* Start DATA TO USE *

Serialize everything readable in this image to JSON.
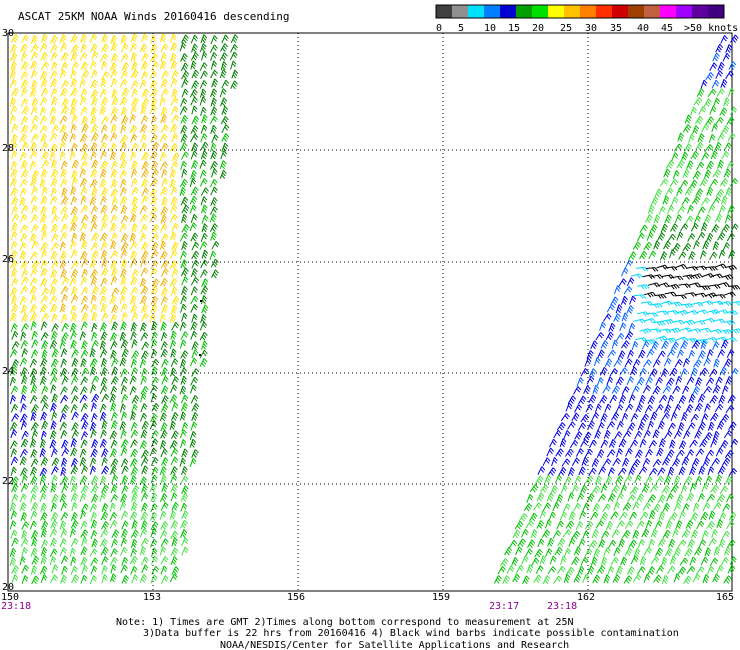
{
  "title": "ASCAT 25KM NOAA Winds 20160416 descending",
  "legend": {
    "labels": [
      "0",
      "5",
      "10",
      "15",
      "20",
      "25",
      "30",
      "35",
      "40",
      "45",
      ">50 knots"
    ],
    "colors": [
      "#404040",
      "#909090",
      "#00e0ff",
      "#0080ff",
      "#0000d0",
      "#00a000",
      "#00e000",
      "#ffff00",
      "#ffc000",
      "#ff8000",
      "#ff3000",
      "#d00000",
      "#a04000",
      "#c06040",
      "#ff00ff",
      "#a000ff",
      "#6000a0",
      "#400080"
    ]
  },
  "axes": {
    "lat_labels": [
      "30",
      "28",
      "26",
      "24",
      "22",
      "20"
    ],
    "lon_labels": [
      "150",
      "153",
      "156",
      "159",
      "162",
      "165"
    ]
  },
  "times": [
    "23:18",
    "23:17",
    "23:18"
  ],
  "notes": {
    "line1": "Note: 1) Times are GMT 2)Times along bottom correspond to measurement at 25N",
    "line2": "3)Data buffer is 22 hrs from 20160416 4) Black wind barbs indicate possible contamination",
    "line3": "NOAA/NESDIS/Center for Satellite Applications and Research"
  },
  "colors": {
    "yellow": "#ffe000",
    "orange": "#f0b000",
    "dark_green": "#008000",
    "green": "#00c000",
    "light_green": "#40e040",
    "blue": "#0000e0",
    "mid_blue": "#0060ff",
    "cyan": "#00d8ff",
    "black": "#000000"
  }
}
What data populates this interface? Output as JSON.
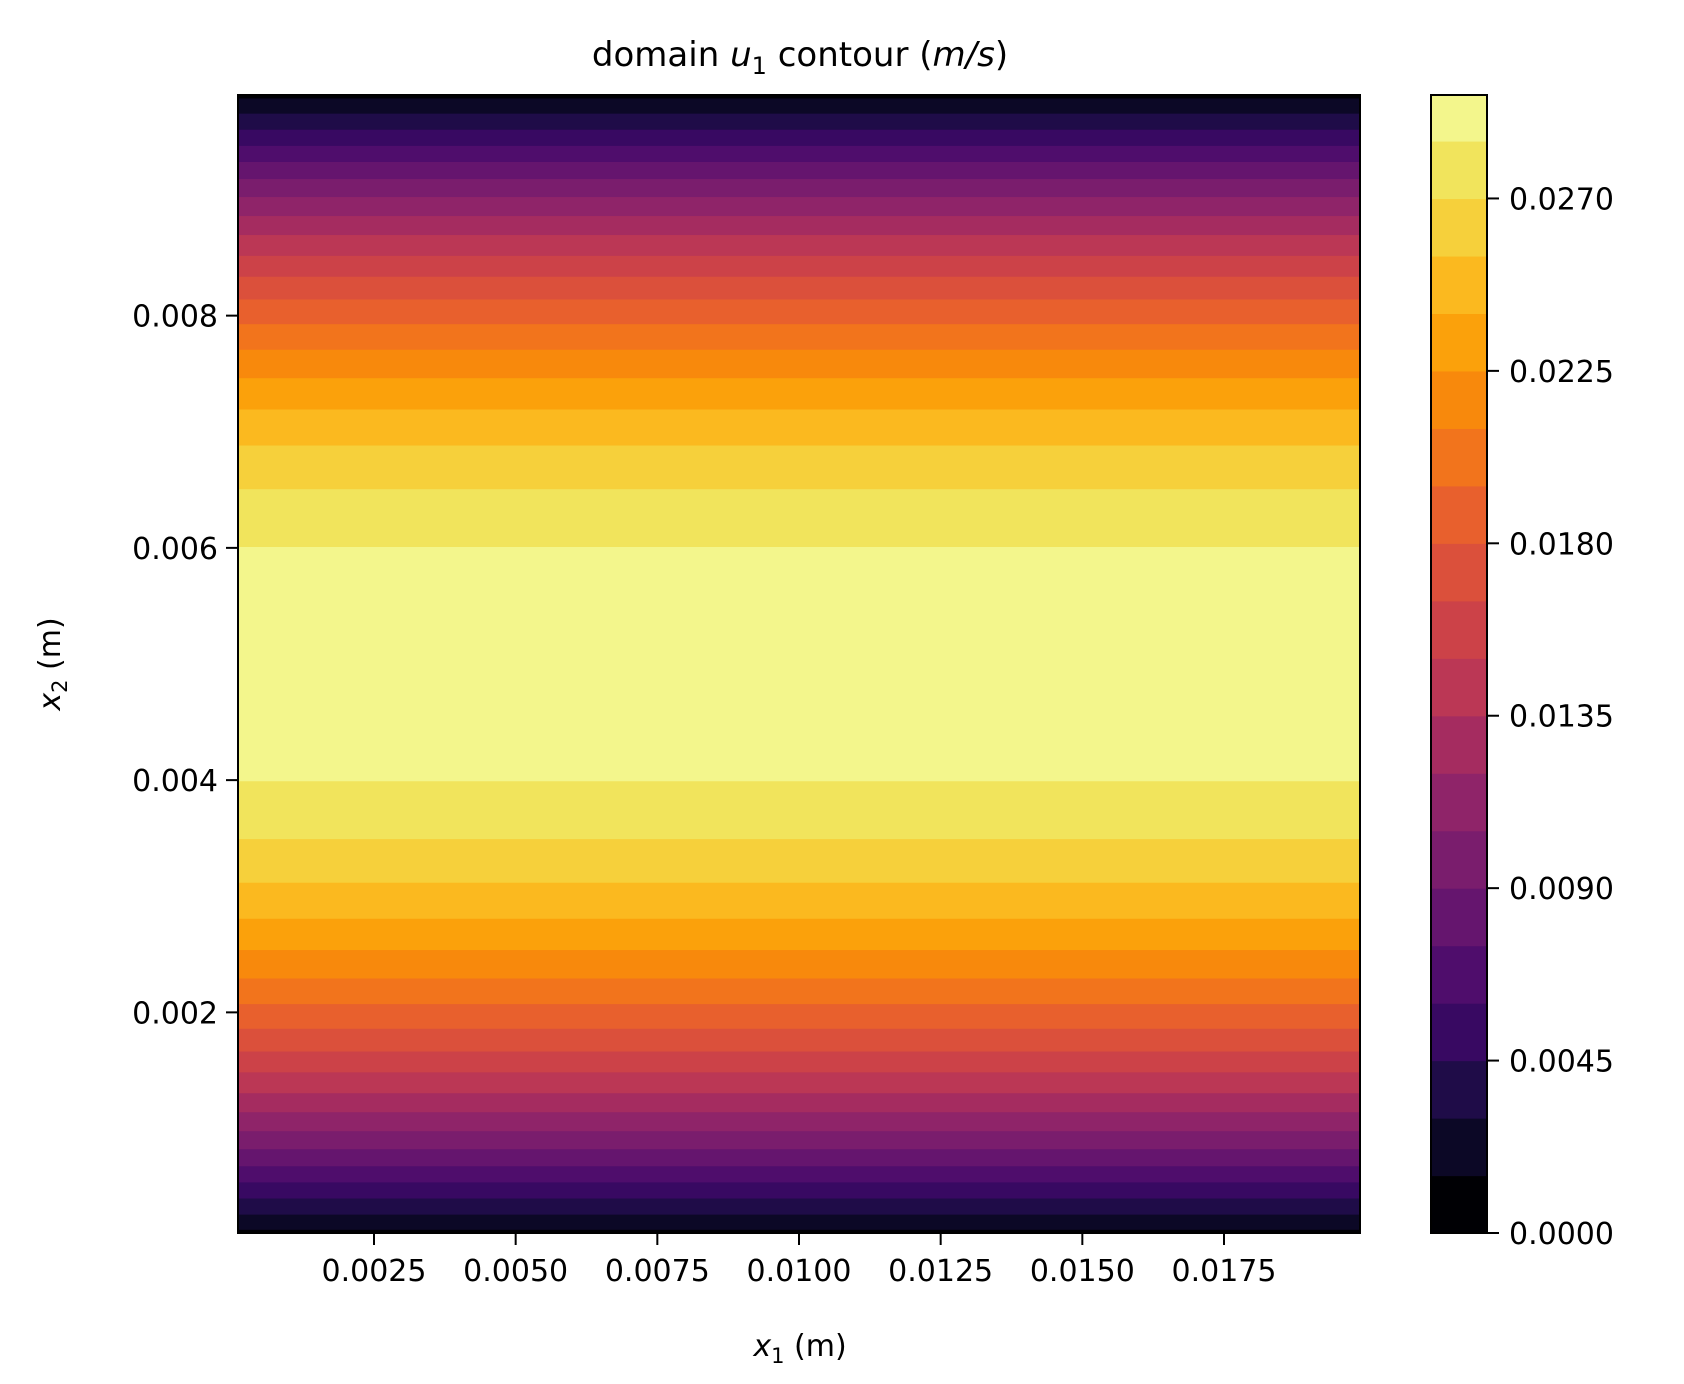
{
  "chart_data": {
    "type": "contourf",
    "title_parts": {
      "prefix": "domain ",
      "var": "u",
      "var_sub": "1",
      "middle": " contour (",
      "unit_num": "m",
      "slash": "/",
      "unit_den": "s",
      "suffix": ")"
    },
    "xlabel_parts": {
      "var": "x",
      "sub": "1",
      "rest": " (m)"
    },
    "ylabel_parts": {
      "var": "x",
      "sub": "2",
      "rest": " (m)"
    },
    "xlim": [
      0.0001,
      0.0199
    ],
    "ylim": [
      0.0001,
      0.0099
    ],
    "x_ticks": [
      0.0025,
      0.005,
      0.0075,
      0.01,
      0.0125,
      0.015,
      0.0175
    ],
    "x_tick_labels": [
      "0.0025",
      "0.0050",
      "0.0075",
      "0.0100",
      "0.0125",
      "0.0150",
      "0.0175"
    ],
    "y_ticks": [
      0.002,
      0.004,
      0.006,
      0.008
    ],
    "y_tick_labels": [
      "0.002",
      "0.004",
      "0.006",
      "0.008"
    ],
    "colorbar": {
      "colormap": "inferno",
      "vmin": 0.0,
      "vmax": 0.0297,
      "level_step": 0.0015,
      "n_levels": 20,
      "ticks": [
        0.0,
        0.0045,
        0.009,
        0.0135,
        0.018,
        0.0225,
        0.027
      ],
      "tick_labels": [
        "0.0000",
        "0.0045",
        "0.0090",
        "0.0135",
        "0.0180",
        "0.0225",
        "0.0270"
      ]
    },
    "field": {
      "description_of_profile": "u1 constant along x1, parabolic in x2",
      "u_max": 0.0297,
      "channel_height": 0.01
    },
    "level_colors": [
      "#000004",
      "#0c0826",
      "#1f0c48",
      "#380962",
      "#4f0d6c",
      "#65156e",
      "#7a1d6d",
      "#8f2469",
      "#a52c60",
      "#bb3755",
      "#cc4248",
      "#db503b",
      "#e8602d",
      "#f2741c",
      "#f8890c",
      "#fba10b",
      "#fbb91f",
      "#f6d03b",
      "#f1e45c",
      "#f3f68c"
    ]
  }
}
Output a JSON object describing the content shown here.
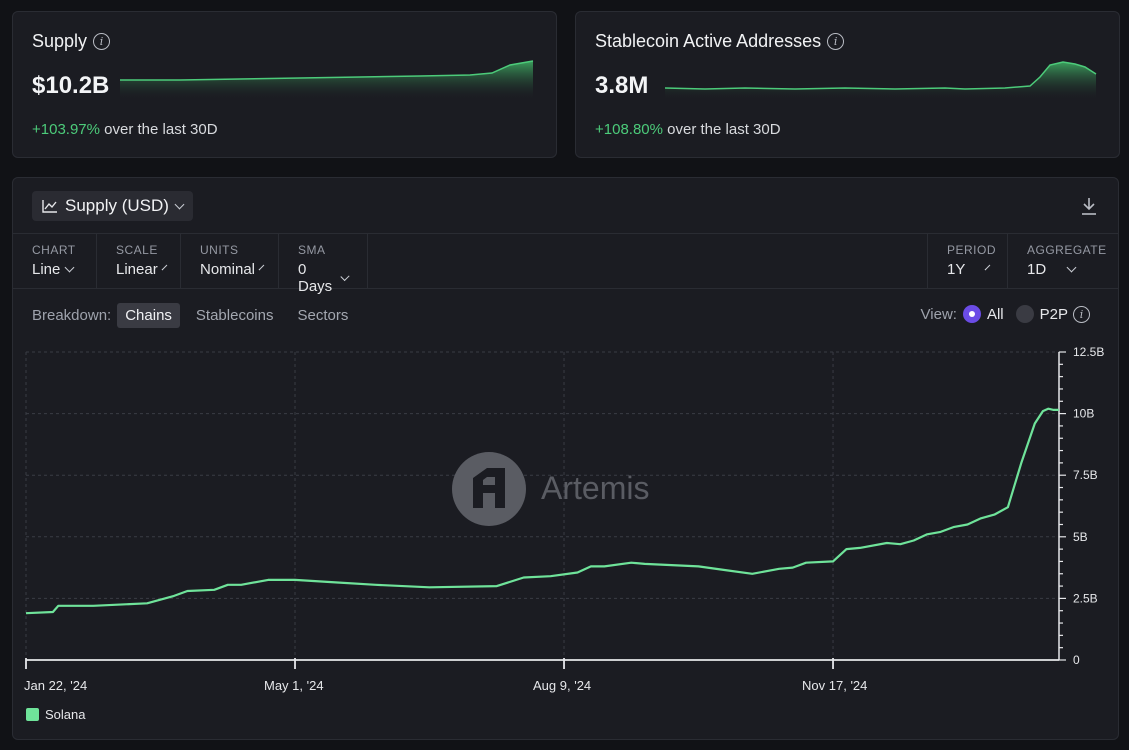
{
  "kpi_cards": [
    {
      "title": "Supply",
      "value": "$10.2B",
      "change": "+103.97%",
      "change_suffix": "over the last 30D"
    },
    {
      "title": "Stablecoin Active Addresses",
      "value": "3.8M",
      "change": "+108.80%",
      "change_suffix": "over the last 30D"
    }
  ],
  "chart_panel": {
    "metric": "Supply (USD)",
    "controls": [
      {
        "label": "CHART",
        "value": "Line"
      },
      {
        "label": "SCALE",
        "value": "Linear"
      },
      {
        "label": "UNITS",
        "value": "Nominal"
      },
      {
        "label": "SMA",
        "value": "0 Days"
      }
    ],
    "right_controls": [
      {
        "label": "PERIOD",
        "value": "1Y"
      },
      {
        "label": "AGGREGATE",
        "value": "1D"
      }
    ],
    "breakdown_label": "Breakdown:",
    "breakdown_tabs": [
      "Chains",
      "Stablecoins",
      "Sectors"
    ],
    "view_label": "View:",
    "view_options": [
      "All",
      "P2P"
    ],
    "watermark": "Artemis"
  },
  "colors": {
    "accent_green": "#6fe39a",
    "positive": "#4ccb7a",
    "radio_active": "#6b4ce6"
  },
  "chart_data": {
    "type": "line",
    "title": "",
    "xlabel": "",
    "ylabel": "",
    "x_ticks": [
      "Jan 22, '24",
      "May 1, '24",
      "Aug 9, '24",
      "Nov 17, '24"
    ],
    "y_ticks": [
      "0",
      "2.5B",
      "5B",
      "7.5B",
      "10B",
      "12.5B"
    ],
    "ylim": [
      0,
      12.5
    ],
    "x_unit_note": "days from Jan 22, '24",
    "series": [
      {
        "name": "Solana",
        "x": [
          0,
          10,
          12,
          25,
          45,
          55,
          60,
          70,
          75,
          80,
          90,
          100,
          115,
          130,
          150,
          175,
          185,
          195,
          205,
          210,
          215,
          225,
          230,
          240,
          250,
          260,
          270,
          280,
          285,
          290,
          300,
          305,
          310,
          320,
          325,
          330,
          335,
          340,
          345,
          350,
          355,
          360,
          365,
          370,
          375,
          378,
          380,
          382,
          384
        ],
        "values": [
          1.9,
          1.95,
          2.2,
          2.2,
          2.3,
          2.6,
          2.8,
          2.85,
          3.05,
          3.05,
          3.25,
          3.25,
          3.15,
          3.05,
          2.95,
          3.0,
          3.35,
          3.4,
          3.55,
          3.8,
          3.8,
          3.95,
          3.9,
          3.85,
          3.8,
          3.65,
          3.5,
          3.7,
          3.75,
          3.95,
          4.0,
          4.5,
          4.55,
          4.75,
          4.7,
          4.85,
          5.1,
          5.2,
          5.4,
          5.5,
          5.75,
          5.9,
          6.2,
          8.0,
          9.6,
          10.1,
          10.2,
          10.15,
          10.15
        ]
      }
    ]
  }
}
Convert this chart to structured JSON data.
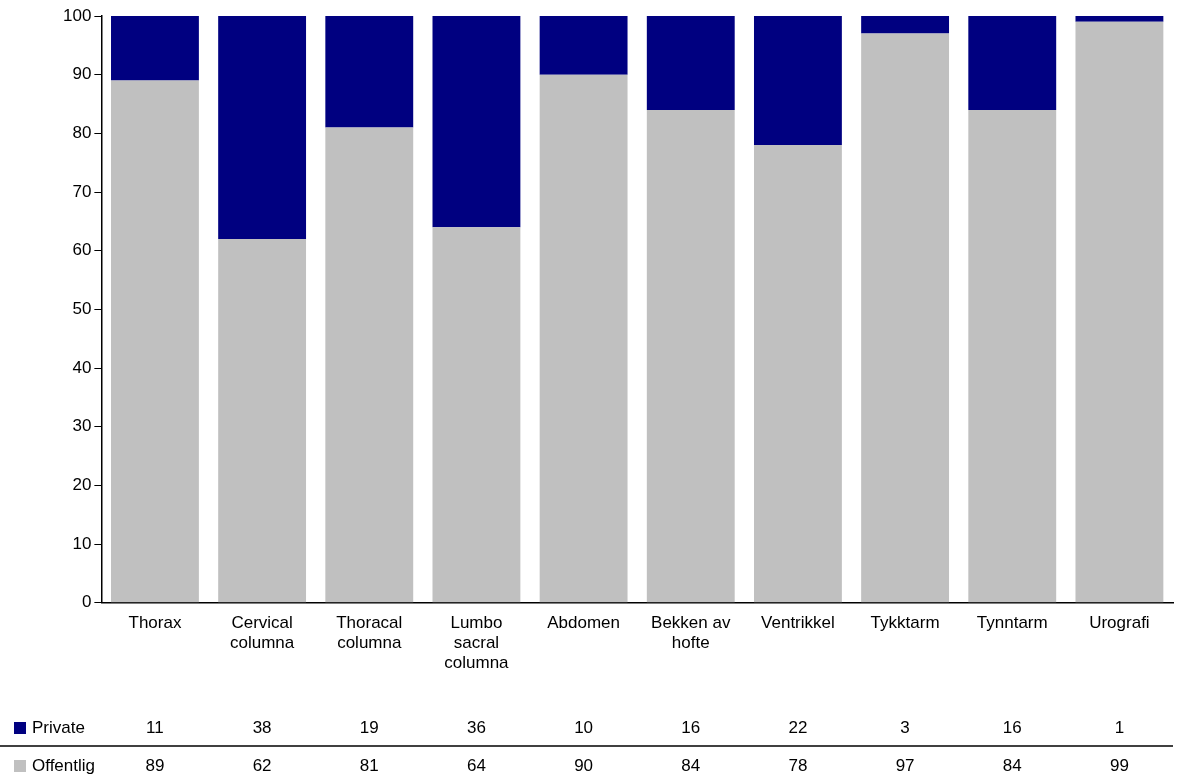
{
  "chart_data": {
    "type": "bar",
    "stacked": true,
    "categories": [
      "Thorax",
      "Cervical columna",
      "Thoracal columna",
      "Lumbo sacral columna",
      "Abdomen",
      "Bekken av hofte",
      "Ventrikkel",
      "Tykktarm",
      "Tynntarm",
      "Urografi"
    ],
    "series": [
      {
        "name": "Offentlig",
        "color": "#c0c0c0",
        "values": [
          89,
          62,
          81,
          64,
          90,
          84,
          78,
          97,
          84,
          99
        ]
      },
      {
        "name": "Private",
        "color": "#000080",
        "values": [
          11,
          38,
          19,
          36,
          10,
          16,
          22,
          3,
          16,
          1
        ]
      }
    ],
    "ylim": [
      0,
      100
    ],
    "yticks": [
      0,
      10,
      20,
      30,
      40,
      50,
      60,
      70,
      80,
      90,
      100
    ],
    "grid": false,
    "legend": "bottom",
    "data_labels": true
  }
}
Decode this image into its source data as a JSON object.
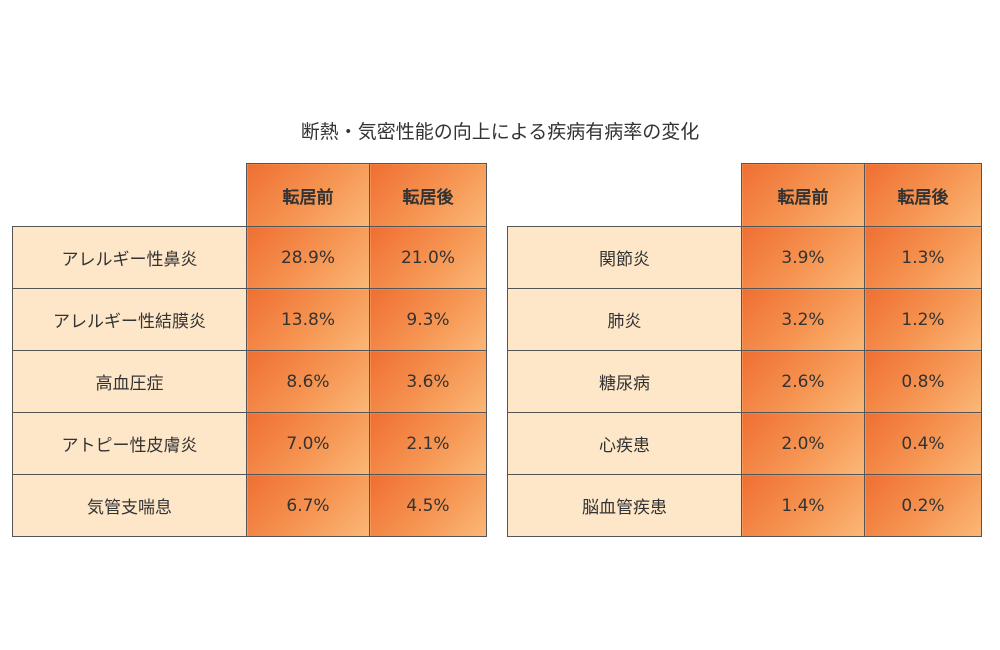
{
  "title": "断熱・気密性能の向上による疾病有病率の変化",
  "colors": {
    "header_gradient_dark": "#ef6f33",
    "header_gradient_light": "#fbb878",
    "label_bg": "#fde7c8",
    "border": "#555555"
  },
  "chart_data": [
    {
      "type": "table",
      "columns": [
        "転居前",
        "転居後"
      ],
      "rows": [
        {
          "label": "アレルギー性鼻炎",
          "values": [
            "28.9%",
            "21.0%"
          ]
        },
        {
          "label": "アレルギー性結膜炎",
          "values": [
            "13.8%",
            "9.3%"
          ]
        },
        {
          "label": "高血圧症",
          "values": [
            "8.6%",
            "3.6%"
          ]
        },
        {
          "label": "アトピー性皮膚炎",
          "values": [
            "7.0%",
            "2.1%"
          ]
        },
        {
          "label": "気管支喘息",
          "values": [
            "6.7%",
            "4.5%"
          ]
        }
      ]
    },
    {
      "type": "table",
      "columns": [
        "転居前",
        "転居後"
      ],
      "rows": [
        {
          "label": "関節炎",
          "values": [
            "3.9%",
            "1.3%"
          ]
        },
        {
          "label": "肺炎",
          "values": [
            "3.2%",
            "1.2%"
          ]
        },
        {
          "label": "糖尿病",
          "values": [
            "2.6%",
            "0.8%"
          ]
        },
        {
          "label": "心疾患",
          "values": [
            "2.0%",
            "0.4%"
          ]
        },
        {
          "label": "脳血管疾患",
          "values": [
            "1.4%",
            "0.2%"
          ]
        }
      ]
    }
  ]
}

* End DATA TO USE *

- PROBLEM DETAILS
Only the lines from the one holding "Decode this image" through the last line of the records should be output, please, exactly and without any pictures.

- SOLUTION TO THE PROBLEM
Decode this image into its source data as a JSON object.
{
  "title": "断熱・気密性能の向上による疾病有病率の変化",
  "colors": {
    "header_gradient_dark": "#ef6f33",
    "header_gradient_light": "#fbb878",
    "label_bg": "#fde7c8",
    "border": "#555555"
  },
  "chart_data": [
    {
      "type": "table",
      "columns": [
        "転居前",
        "転居後"
      ],
      "rows": [
        {
          "label": "アレルギー性鼻炎",
          "values": [
            "28.9%",
            "21.0%"
          ]
        },
        {
          "label": "アレルギー性結膜炎",
          "values": [
            "13.8%",
            "9.3%"
          ]
        },
        {
          "label": "高血圧症",
          "values": [
            "8.6%",
            "3.6%"
          ]
        },
        {
          "label": "アトピー性皮膚炎",
          "values": [
            "7.0%",
            "2.1%"
          ]
        },
        {
          "label": "気管支喘息",
          "values": [
            "6.7%",
            "4.5%"
          ]
        }
      ]
    },
    {
      "type": "table",
      "columns": [
        "転居前",
        "転居後"
      ],
      "rows": [
        {
          "label": "関節炎",
          "values": [
            "3.9%",
            "1.3%"
          ]
        },
        {
          "label": "肺炎",
          "values": [
            "3.2%",
            "1.2%"
          ]
        },
        {
          "label": "糖尿病",
          "values": [
            "2.6%",
            "0.8%"
          ]
        },
        {
          "label": "心疾患",
          "values": [
            "2.0%",
            "0.4%"
          ]
        },
        {
          "label": "脳血管疾患",
          "values": [
            "1.4%",
            "0.2%"
          ]
        }
      ]
    }
  ]
}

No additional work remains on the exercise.